START Data for this exercise
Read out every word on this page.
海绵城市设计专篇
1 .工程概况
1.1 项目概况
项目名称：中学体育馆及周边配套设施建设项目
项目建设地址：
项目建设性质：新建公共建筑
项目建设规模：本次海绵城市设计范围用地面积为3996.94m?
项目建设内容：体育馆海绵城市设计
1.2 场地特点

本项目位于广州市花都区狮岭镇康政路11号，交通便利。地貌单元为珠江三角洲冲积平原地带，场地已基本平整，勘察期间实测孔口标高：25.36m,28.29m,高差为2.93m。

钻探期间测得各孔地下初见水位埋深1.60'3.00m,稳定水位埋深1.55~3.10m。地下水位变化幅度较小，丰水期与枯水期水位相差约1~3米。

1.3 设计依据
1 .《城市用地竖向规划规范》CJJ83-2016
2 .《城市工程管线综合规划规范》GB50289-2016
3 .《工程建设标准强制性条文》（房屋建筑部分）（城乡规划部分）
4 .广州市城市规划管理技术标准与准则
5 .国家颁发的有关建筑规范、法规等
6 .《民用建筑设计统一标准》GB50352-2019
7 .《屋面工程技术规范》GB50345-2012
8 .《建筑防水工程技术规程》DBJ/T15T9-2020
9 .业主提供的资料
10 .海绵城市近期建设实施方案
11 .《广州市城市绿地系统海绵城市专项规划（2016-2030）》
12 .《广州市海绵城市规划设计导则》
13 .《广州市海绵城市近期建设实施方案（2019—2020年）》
END Data for this exercise
START Data for this exercise
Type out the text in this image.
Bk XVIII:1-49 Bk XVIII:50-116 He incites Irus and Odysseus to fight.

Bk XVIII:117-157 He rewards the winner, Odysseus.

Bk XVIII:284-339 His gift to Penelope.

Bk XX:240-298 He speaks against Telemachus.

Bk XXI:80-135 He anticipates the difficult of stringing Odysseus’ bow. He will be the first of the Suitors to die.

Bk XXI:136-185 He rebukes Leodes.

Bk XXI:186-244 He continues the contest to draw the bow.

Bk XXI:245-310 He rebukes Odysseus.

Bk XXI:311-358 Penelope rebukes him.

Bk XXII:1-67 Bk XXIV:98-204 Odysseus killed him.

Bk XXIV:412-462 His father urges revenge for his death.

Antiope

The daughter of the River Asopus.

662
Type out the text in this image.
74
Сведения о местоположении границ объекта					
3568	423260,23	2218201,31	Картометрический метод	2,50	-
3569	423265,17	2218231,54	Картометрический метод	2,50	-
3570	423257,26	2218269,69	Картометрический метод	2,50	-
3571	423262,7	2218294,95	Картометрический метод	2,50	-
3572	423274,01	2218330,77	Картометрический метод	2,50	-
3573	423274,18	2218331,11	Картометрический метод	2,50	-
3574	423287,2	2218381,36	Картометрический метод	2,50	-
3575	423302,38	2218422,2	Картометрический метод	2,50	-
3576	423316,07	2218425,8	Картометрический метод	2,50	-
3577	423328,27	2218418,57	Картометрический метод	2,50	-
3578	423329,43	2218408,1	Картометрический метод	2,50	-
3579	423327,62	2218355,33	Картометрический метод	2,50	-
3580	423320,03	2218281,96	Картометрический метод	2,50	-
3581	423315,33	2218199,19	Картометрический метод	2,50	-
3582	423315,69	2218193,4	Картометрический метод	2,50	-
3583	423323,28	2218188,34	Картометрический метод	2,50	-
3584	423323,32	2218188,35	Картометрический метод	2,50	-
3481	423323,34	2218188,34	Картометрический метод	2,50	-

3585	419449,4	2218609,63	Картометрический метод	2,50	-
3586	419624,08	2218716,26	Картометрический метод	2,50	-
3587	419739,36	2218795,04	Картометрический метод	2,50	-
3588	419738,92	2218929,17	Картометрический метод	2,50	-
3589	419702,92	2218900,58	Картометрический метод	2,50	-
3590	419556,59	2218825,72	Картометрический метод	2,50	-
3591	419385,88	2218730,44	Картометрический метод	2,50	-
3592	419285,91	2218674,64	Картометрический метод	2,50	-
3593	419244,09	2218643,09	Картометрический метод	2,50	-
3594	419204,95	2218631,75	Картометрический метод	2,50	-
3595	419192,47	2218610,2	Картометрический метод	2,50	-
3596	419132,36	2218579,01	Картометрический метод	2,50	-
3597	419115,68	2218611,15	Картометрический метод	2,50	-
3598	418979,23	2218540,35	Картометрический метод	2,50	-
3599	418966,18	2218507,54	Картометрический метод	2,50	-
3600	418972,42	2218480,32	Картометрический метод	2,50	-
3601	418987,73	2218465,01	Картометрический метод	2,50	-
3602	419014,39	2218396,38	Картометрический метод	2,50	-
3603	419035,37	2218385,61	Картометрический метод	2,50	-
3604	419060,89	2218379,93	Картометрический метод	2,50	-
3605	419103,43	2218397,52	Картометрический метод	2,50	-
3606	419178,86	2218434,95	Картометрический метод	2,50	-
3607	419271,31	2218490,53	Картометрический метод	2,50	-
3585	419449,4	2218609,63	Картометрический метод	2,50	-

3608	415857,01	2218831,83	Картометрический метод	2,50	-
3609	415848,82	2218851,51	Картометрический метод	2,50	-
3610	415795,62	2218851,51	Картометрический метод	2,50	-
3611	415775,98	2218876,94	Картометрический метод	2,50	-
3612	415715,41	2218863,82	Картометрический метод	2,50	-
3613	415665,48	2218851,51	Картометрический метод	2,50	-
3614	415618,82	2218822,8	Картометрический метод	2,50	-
END Data for this exercise
START Data for this exercise
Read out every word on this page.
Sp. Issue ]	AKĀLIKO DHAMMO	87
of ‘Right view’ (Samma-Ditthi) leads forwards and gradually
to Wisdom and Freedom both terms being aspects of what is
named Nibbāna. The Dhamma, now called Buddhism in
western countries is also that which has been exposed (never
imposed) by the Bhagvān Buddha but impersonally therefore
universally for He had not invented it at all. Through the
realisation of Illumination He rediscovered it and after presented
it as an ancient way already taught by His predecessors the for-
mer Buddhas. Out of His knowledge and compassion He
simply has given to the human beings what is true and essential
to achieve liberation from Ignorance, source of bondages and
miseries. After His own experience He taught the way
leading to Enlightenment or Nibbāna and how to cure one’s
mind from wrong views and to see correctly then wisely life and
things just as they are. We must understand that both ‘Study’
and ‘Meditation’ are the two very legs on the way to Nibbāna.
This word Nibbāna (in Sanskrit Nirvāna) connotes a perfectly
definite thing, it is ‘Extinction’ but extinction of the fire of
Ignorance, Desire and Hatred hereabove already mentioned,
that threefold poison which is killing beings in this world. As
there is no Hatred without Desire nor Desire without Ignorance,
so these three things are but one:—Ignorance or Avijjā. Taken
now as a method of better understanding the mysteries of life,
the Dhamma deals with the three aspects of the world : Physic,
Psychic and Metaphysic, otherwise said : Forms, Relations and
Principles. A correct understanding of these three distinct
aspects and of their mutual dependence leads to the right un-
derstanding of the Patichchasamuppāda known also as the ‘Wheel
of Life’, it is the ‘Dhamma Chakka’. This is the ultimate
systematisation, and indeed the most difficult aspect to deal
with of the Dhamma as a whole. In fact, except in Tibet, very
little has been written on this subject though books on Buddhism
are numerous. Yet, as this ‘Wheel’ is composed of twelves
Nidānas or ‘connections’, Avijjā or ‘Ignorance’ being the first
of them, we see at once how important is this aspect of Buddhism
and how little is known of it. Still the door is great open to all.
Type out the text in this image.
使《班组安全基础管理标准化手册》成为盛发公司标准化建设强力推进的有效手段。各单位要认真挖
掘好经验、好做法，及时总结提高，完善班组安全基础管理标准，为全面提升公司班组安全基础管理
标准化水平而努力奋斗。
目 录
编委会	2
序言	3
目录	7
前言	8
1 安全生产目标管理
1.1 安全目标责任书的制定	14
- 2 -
END Data for this exercise
* _The request_: Copy out every line of the listing that includes the string "world".

* _Written reply_:
that threefold poison which is killing beings in this world. As
the Dhamma deals with the three aspects of the world : Physic,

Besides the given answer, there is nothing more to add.